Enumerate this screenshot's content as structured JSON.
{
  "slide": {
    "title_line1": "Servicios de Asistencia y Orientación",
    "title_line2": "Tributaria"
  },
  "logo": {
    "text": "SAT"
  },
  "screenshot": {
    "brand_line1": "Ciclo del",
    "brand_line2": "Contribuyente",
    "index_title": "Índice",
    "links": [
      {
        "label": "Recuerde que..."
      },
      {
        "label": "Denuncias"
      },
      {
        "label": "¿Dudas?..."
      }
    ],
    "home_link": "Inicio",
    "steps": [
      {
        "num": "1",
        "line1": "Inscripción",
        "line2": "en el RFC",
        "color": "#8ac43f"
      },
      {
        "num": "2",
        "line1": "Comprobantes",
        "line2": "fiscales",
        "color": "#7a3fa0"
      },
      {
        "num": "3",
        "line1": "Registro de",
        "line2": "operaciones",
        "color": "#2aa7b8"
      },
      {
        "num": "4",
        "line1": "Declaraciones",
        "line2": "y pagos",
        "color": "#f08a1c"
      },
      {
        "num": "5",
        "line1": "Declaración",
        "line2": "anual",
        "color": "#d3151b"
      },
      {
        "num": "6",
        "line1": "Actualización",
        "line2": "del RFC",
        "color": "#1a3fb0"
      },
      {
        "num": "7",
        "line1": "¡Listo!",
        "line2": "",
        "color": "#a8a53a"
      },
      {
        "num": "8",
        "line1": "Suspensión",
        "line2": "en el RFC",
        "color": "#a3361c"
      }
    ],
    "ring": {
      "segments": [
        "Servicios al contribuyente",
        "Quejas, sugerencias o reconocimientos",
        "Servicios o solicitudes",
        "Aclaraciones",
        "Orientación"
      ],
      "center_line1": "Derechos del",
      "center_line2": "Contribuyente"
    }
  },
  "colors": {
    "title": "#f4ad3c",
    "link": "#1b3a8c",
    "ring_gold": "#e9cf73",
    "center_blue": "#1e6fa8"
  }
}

__________________________________________________

SHORT PROBLEM:
Copy out the material word for word and line for line.

THE SOLUTION:
Enumerate this screenshot's content as structured JSON.
{
  "slide": {
    "title_line1": "Servicios de Asistencia y Orientación",
    "title_line2": "Tributaria"
  },
  "logo": {
    "text": "SAT"
  },
  "screenshot": {
    "brand_line1": "Ciclo del",
    "brand_line2": "Contribuyente",
    "index_title": "Índice",
    "links": [
      {
        "label": "Recuerde que..."
      },
      {
        "label": "Denuncias"
      },
      {
        "label": "¿Dudas?..."
      }
    ],
    "home_link": "Inicio",
    "steps": [
      {
        "num": "1",
        "line1": "Inscripción",
        "line2": "en el RFC",
        "color": "#8ac43f"
      },
      {
        "num": "2",
        "line1": "Comprobantes",
        "line2": "fiscales",
        "color": "#7a3fa0"
      },
      {
        "num": "3",
        "line1": "Registro de",
        "line2": "operaciones",
        "color": "#2aa7b8"
      },
      {
        "num": "4",
        "line1": "Declaraciones",
        "line2": "y pagos",
        "color": "#f08a1c"
      },
      {
        "num": "5",
        "line1": "Declaración",
        "line2": "anual",
        "color": "#d3151b"
      },
      {
        "num": "6",
        "line1": "Actualización",
        "line2": "del RFC",
        "color": "#1a3fb0"
      },
      {
        "num": "7",
        "line1": "¡Listo!",
        "line2": "",
        "color": "#a8a53a"
      },
      {
        "num": "8",
        "line1": "Suspensión",
        "line2": "en el RFC",
        "color": "#a3361c"
      }
    ],
    "ring": {
      "segments": [
        "Servicios al contribuyente",
        "Quejas, sugerencias o reconocimientos",
        "Servicios o solicitudes",
        "Aclaraciones",
        "Orientación"
      ],
      "center_line1": "Derechos del",
      "center_line2": "Contribuyente"
    }
  },
  "colors": {
    "title": "#f4ad3c",
    "link": "#1b3a8c",
    "ring_gold": "#e9cf73",
    "center_blue": "#1e6fa8"
  }
}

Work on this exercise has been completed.